STATED GOAL: Output the records exactly. Include every line.

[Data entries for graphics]
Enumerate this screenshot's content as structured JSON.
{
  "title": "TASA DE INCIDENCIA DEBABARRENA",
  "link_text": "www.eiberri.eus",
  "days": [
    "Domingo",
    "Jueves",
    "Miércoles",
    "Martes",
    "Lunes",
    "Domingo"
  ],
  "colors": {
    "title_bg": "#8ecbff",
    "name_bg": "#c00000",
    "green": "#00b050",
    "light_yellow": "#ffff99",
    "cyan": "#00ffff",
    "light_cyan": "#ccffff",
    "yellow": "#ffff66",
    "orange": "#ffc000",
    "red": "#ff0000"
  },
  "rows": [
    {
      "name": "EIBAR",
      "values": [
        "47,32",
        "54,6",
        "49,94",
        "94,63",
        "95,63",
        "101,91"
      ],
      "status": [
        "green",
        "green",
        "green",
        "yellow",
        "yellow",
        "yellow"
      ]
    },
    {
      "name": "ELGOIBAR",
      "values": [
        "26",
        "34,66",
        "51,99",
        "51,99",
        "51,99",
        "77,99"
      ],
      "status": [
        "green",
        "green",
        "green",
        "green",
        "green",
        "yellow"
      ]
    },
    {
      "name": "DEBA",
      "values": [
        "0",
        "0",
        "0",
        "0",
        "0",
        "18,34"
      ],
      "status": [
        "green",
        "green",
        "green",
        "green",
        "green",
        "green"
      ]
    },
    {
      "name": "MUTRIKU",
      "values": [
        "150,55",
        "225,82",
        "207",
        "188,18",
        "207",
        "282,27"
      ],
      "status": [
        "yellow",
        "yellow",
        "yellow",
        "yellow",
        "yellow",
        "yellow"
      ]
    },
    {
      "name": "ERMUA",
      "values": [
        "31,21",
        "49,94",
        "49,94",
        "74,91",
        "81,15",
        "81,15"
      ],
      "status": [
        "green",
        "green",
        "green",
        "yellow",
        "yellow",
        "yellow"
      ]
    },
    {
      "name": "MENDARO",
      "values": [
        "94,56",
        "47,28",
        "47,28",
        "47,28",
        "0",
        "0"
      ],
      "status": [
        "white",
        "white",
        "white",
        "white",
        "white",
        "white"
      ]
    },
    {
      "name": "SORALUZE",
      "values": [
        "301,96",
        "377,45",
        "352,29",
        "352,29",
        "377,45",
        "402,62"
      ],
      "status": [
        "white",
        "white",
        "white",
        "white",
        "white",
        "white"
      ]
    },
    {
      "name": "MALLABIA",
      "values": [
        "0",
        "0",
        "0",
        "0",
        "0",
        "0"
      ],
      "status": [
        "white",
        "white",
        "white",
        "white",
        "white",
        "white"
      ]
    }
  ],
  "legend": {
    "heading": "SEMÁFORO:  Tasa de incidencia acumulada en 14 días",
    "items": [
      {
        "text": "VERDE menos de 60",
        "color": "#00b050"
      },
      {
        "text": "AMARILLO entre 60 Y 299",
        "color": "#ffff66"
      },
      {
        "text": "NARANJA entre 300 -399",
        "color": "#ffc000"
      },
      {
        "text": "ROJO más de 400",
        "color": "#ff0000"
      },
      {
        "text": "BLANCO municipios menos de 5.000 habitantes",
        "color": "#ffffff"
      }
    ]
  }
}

ANSWER TO THE PROBLEM:
Enumerate this screenshot's content as structured JSON.
{
  "title": "TASA DE INCIDENCIA DEBABARRENA",
  "link_text": "www.eiberri.eus",
  "days": [
    "Domingo",
    "Jueves",
    "Miércoles",
    "Martes",
    "Lunes",
    "Domingo"
  ],
  "colors": {
    "title_bg": "#8ecbff",
    "name_bg": "#c00000",
    "green": "#00b050",
    "light_yellow": "#ffff99",
    "cyan": "#00ffff",
    "light_cyan": "#ccffff",
    "yellow": "#ffff66",
    "orange": "#ffc000",
    "red": "#ff0000"
  },
  "rows": [
    {
      "name": "EIBAR",
      "values": [
        "47,32",
        "54,6",
        "49,94",
        "94,63",
        "95,63",
        "101,91"
      ],
      "status": [
        "green",
        "green",
        "green",
        "yellow",
        "yellow",
        "yellow"
      ]
    },
    {
      "name": "ELGOIBAR",
      "values": [
        "26",
        "34,66",
        "51,99",
        "51,99",
        "51,99",
        "77,99"
      ],
      "status": [
        "green",
        "green",
        "green",
        "green",
        "green",
        "yellow"
      ]
    },
    {
      "name": "DEBA",
      "values": [
        "0",
        "0",
        "0",
        "0",
        "0",
        "18,34"
      ],
      "status": [
        "green",
        "green",
        "green",
        "green",
        "green",
        "green"
      ]
    },
    {
      "name": "MUTRIKU",
      "values": [
        "150,55",
        "225,82",
        "207",
        "188,18",
        "207",
        "282,27"
      ],
      "status": [
        "yellow",
        "yellow",
        "yellow",
        "yellow",
        "yellow",
        "yellow"
      ]
    },
    {
      "name": "ERMUA",
      "values": [
        "31,21",
        "49,94",
        "49,94",
        "74,91",
        "81,15",
        "81,15"
      ],
      "status": [
        "green",
        "green",
        "green",
        "yellow",
        "yellow",
        "yellow"
      ]
    },
    {
      "name": "MENDARO",
      "values": [
        "94,56",
        "47,28",
        "47,28",
        "47,28",
        "0",
        "0"
      ],
      "status": [
        "white",
        "white",
        "white",
        "white",
        "white",
        "white"
      ]
    },
    {
      "name": "SORALUZE",
      "values": [
        "301,96",
        "377,45",
        "352,29",
        "352,29",
        "377,45",
        "402,62"
      ],
      "status": [
        "white",
        "white",
        "white",
        "white",
        "white",
        "white"
      ]
    },
    {
      "name": "MALLABIA",
      "values": [
        "0",
        "0",
        "0",
        "0",
        "0",
        "0"
      ],
      "status": [
        "white",
        "white",
        "white",
        "white",
        "white",
        "white"
      ]
    }
  ],
  "legend": {
    "heading": "SEMÁFORO:  Tasa de incidencia acumulada en 14 días",
    "items": [
      {
        "text": "VERDE menos de 60",
        "color": "#00b050"
      },
      {
        "text": "AMARILLO entre 60 Y 299",
        "color": "#ffff66"
      },
      {
        "text": "NARANJA entre 300 -399",
        "color": "#ffc000"
      },
      {
        "text": "ROJO más de 400",
        "color": "#ff0000"
      },
      {
        "text": "BLANCO municipios menos de 5.000 habitantes",
        "color": "#ffffff"
      }
    ]
  }
}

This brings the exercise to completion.